» **Dataset entries**
Begin
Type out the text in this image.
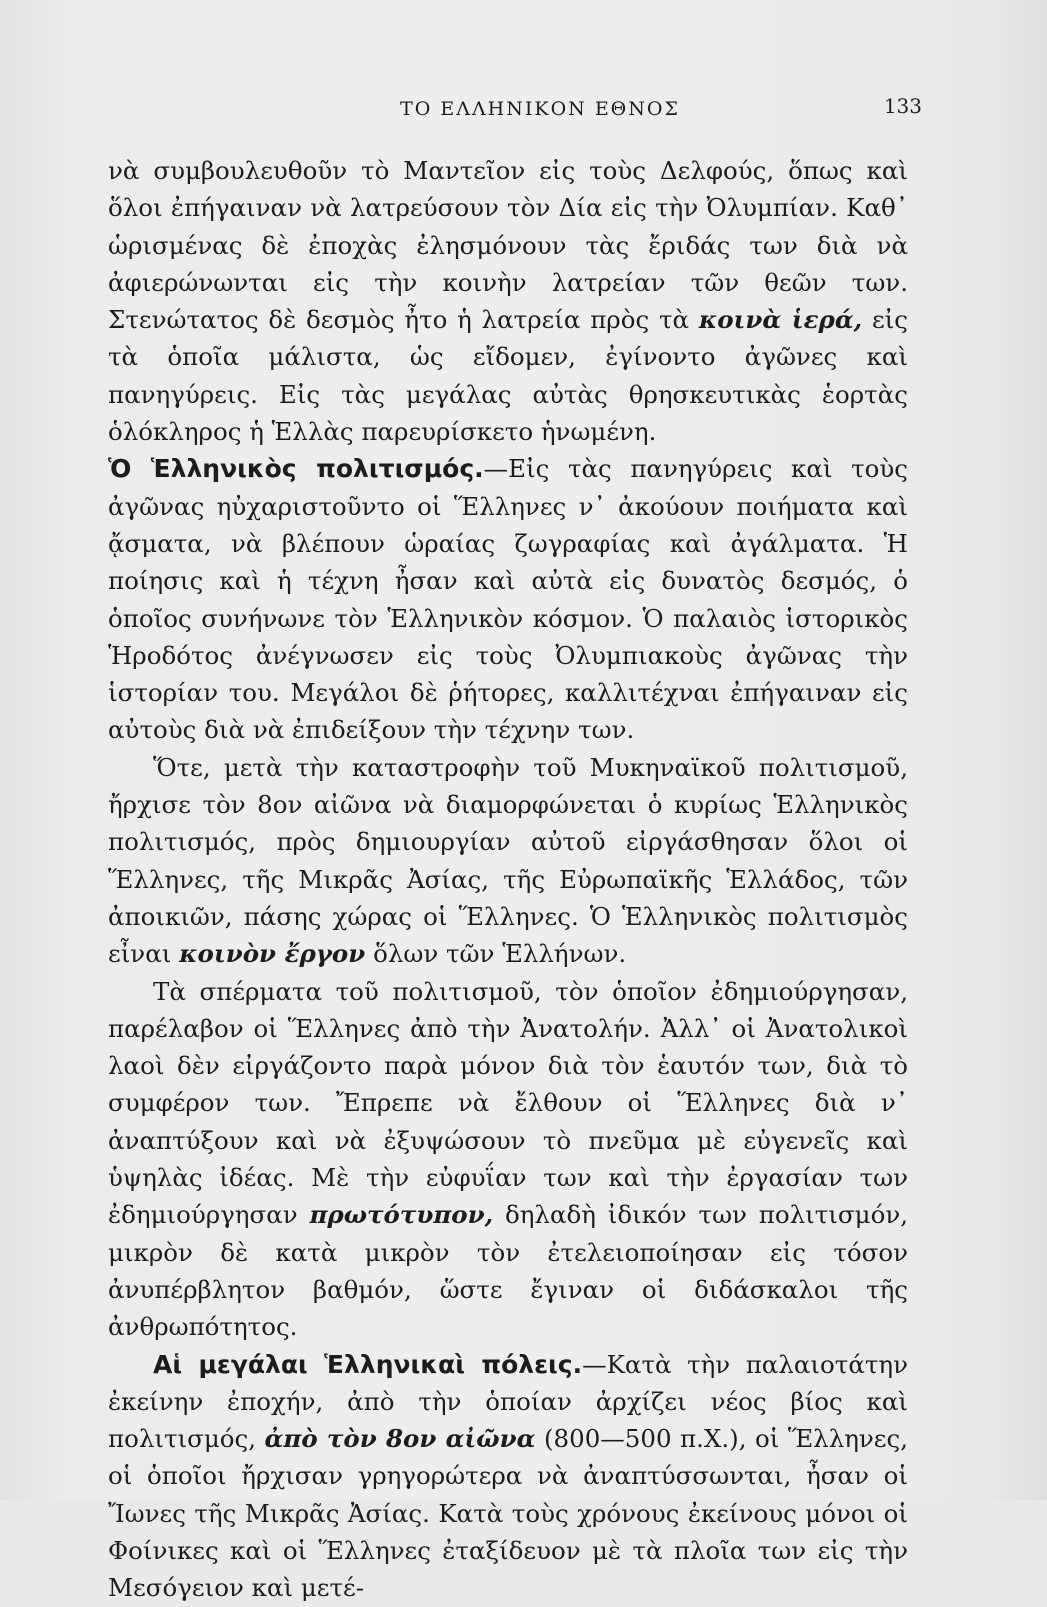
ΤΟ ΕΛΛΗΝΙΚΟΝ ΕΘΝΟΣ	133

νὰ συμβουλευθοῦν τὸ Μαντεῖον εἰς τοὺς Δελφούς, ὅπως καὶ ὅλοι ἐπήγαιναν νὰ λατρεύσουν τὸν Δία εἰς τὴν Ὀλυμπίαν. Καθ᾽ ὡρισμένας δὲ ἐποχὰς ἐλησμόνουν τὰς ἔριδάς των διὰ νὰ ἀφιερώνωνται εἰς τὴν κοινὴν λατρείαν τῶν θεῶν των. Στενώτατος δὲ δεσμὸς ἦτο ἡ λατρεία πρὸς τὰ κοινὰ ἱερά, εἰς τὰ ὁποῖα μάλιστα, ὡς εἴδομεν, ἐγίνοντο ἀγῶνες καὶ πανηγύρεις. Εἰς τὰς μεγάλας αὐτὰς θρησκευτικὰς ἑορτὰς ὁλόκληρος ἡ Ἑλλὰς παρευρίσκετο ἡνωμένη.

Ὁ Ἑλληνικὸς πολιτισμός.—Εἰς τὰς πανηγύρεις καὶ τοὺς ἀγῶνας ηὐχαριστοῦντο οἱ Ἕλληνες ν᾽ ἀκούουν ποιήματα καὶ ᾄσματα, νὰ βλέπουν ὡραίας ζωγραφίας καὶ ἀγάλματα. Ἡ ποίησις καὶ ἡ τέχνη ἦσαν καὶ αὐτὰ εἰς δυνατὸς δεσμός, ὁ ὁποῖος συνήνωνε τὸν Ἑλληνικὸν κόσμον. Ὁ παλαιὸς ἱστορικὸς Ἡροδότος ἀνέγνωσεν εἰς τοὺς Ὀλυμπιακοὺς ἀγῶνας τὴν ἱστορίαν του. Μεγάλοι δὲ ῥήτορες, καλλιτέχναι ἐπήγαιναν εἰς αὐτοὺς διὰ νὰ ἐπιδείξουν τὴν τέχνην των.

Ὅτε, μετὰ τὴν καταστροφὴν τοῦ Μυκηναϊκοῦ πολιτισμοῦ, ἤρχισε τὸν 8ον αἰῶνα νὰ διαμορφώνεται ὁ κυρίως Ἑλληνικὸς πολιτισμός, πρὸς δημιουργίαν αὐτοῦ εἰργάσθησαν ὅλοι οἱ Ἕλληνες, τῆς Μικρᾶς Ἀσίας, τῆς Εὐρωπαϊκῆς Ἑλλάδος, τῶν ἀποικιῶν, πάσης χώρας οἱ Ἕλληνες. Ὁ Ἑλληνικὸς πολιτισμὸς εἶναι κοινὸν ἔργον ὅλων τῶν Ἑλλήνων.

Τὰ σπέρματα τοῦ πολιτισμοῦ, τὸν ὁποῖον ἐδημιούργησαν, παρέλαβον οἱ Ἕλληνες ἀπὸ τὴν Ἀνατολήν. Ἀλλ᾽ οἱ Ἀνατολικοὶ λαοὶ δὲν εἰργάζοντο παρὰ μόνον διὰ τὸν ἑαυτόν των, διὰ τὸ συμφέρον των. Ἔπρεπε νὰ ἔλθουν οἱ Ἕλληνες διὰ ν᾽ ἀναπτύξουν καὶ νὰ ἐξυψώσουν τὸ πνεῦμα μὲ εὐγενεῖς καὶ ὑψηλὰς ἰδέας. Μὲ τὴν εὐφυΐαν των καὶ τὴν ἐργασίαν των ἐδημιούργησαν πρωτότυπον, δηλαδὴ ἰδικόν των πολιτισμόν, μικρὸν δὲ κατὰ μικρὸν τὸν ἐτελειοποίησαν εἰς τόσον ἀνυπέρβλητον βαθμόν, ὥστε ἔγιναν οἱ διδάσκαλοι τῆς ἀνθρωπότητος.

Αἱ μεγάλαι Ἑλληνικαὶ πόλεις.—Κατὰ τὴν παλαιοτάτην ἐκείνην ἐποχήν, ἀπὸ τὴν ὁποίαν ἀρχίζει νέος βίος καὶ πολιτισμός, ἀπὸ τὸν 8ον αἰῶνα (800—500 π.Χ.), οἱ Ἕλληνες, οἱ ὁποῖοι ἤρχισαν γρηγορώτερα νὰ ἀναπτύσσωνται, ἦσαν οἱ Ἴωνες τῆς Μικρᾶς Ἀσίας. Κατὰ τοὺς χρόνους ἐκείνους μόνοι οἱ Φοίνικες καὶ οἱ Ἕλληνες ἐταξίδευον μὲ τὰ πλοῖα των εἰς τὴν Μεσόγειον καὶ μετέ-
End
» **Brief**
Would you return the data exactly as written, without the pictures?

» **Answer below**
Type out the text in this image.
ΤΟ ΕΛΛΗΝΙΚΟΝ ΕΘΝΟΣ	133

νὰ συμβουλευθοῦν τὸ Μαντεῖον εἰς τοὺς Δελφούς, ὅπως καὶ ὅλοι ἐπήγαιναν νὰ λατρεύσουν τὸν Δία εἰς τὴν Ὀλυμπίαν. Καθ᾽ ὡρισμένας δὲ ἐποχὰς ἐλησμόνουν τὰς ἔριδάς των διὰ νὰ ἀφιερώνωνται εἰς τὴν κοινὴν λατρείαν τῶν θεῶν των. Στενώτατος δὲ δεσμὸς ἦτο ἡ λατρεία πρὸς τὰ κοινὰ ἱερά, εἰς τὰ ὁποῖα μάλιστα, ὡς εἴδομεν, ἐγίνοντο ἀγῶνες καὶ πανηγύρεις. Εἰς τὰς μεγάλας αὐτὰς θρησκευτικὰς ἑορτὰς ὁλόκληρος ἡ Ἑλλὰς παρευρίσκετο ἡνωμένη.

Ὁ Ἑλληνικὸς πολιτισμός.—Εἰς τὰς πανηγύρεις καὶ τοὺς ἀγῶνας ηὐχαριστοῦντο οἱ Ἕλληνες ν᾽ ἀκούουν ποιήματα καὶ ᾄσματα, νὰ βλέπουν ὡραίας ζωγραφίας καὶ ἀγάλματα. Ἡ ποίησις καὶ ἡ τέχνη ἦσαν καὶ αὐτὰ εἰς δυνατὸς δεσμός, ὁ ὁποῖος συνήνωνε τὸν Ἑλληνικὸν κόσμον. Ὁ παλαιὸς ἱστορικὸς Ἡροδότος ἀνέγνωσεν εἰς τοὺς Ὀλυμπιακοὺς ἀγῶνας τὴν ἱστορίαν του. Μεγάλοι δὲ ῥήτορες, καλλιτέχναι ἐπήγαιναν εἰς αὐτοὺς διὰ νὰ ἐπιδείξουν τὴν τέχνην των.

Ὅτε, μετὰ τὴν καταστροφὴν τοῦ Μυκηναϊκοῦ πολιτισμοῦ, ἤρχισε τὸν 8ον αἰῶνα νὰ διαμορφώνεται ὁ κυρίως Ἑλληνικὸς πολιτισμός, πρὸς δημιουργίαν αὐτοῦ εἰργάσθησαν ὅλοι οἱ Ἕλληνες, τῆς Μικρᾶς Ἀσίας, τῆς Εὐρωπαϊκῆς Ἑλλάδος, τῶν ἀποικιῶν, πάσης χώρας οἱ Ἕλληνες. Ὁ Ἑλληνικὸς πολιτισμὸς εἶναι κοινὸν ἔργον ὅλων τῶν Ἑλλήνων.

Τὰ σπέρματα τοῦ πολιτισμοῦ, τὸν ὁποῖον ἐδημιούργησαν, παρέλαβον οἱ Ἕλληνες ἀπὸ τὴν Ἀνατολήν. Ἀλλ᾽ οἱ Ἀνατολικοὶ λαοὶ δὲν εἰργάζοντο παρὰ μόνον διὰ τὸν ἑαυτόν των, διὰ τὸ συμφέρον των. Ἔπρεπε νὰ ἔλθουν οἱ Ἕλληνες διὰ ν᾽ ἀναπτύξουν καὶ νὰ ἐξυψώσουν τὸ πνεῦμα μὲ εὐγενεῖς καὶ ὑψηλὰς ἰδέας. Μὲ τὴν εὐφυΐαν των καὶ τὴν ἐργασίαν των ἐδημιούργησαν πρωτότυπον, δηλαδὴ ἰδικόν των πολιτισμόν, μικρὸν δὲ κατὰ μικρὸν τὸν ἐτελειοποίησαν εἰς τόσον ἀνυπέρβλητον βαθμόν, ὥστε ἔγιναν οἱ διδάσκαλοι τῆς ἀνθρωπότητος.

Αἱ μεγάλαι Ἑλληνικαὶ πόλεις.—Κατὰ τὴν παλαιοτάτην ἐκείνην ἐποχήν, ἀπὸ τὴν ὁποίαν ἀρχίζει νέος βίος καὶ πολιτισμός, ἀπὸ τὸν 8ον αἰῶνα (800—500 π.Χ.), οἱ Ἕλληνες, οἱ ὁποῖοι ἤρχισαν γρηγορώτερα νὰ ἀναπτύσσωνται, ἦσαν οἱ Ἴωνες τῆς Μικρᾶς Ἀσίας. Κατὰ τοὺς χρόνους ἐκείνους μόνοι οἱ Φοίνικες καὶ οἱ Ἕλληνες ἐταξίδευον μὲ τὰ πλοῖα των εἰς τὴν Μεσόγειον καὶ μετέ-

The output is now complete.